Task instructions
Work through the data line by line, gathering every line that has the word "interest".

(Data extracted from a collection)
>>>
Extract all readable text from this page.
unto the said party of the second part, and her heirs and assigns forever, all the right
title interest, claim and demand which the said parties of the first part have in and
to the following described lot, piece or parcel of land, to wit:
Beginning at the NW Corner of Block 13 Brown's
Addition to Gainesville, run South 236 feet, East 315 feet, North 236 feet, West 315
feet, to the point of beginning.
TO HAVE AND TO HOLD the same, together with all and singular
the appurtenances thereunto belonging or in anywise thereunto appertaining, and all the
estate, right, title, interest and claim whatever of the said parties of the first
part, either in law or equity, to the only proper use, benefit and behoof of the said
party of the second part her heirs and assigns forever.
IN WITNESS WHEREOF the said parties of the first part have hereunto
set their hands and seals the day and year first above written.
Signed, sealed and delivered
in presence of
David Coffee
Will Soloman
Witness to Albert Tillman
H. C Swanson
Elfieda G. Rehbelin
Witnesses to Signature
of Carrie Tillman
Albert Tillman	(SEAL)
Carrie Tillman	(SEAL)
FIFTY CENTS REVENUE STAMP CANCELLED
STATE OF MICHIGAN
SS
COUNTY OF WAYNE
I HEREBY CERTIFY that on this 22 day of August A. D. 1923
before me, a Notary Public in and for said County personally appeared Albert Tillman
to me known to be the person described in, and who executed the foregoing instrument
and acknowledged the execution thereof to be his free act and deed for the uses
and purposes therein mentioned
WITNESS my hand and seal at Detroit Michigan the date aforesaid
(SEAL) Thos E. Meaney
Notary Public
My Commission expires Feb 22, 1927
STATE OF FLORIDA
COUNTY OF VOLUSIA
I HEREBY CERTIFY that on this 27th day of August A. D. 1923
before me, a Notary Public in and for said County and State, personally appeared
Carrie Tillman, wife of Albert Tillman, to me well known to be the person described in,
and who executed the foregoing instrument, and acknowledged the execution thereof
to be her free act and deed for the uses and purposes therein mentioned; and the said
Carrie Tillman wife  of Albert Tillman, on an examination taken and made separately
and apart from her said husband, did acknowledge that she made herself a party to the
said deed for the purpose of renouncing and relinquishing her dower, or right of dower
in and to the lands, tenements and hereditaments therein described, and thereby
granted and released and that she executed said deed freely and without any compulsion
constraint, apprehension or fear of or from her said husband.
<<<
Exercise result
title interest, claim and demand which the said parties of the first part have in and
estate, right, title, interest and claim whatever of the said parties of the first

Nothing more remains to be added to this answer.